## begin Data section

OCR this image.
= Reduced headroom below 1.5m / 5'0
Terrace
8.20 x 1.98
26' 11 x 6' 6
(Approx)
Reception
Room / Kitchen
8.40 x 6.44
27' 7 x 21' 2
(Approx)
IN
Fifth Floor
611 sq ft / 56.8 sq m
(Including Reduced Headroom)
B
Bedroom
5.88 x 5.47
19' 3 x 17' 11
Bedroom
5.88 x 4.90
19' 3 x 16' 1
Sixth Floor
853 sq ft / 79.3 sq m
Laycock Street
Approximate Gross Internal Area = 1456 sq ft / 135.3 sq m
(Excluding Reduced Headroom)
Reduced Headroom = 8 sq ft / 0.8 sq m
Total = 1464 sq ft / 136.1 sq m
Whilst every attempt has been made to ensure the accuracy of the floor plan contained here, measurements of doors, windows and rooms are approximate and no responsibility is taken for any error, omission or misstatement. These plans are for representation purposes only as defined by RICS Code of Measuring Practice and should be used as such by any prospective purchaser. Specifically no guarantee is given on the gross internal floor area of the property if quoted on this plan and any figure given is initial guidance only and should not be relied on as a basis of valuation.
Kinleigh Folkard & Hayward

## end Data section

→ **What is asked**:
Write out every entry verbatim.

→ **Answer in full**:
OCR this image.
= Reduced headroom below 1.5m / 5'0
Terrace
8.20 x 1.98
26' 11 x 6' 6
(Approx)
Reception
Room / Kitchen
8.40 x 6.44
27' 7 x 21' 2
(Approx)
IN
Fifth Floor
611 sq ft / 56.8 sq m
(Including Reduced Headroom)
B
Bedroom
5.88 x 5.47
19' 3 x 17' 11
Bedroom
5.88 x 4.90
19' 3 x 16' 1
Sixth Floor
853 sq ft / 79.3 sq m
Laycock Street
Approximate Gross Internal Area = 1456 sq ft / 135.3 sq m
(Excluding Reduced Headroom)
Reduced Headroom = 8 sq ft / 0.8 sq m
Total = 1464 sq ft / 136.1 sq m
Whilst every attempt has been made to ensure the accuracy of the floor plan contained here, measurements of doors, windows and rooms are approximate and no responsibility is taken for any error, omission or misstatement. These plans are for representation purposes only as defined by RICS Code of Measuring Practice and should be used as such by any prospective purchaser. Specifically no guarantee is given on the gross internal floor area of the property if quoted on this plan and any figure given is initial guidance only and should not be relied on as a basis of valuation.
Kinleigh Folkard & Hayward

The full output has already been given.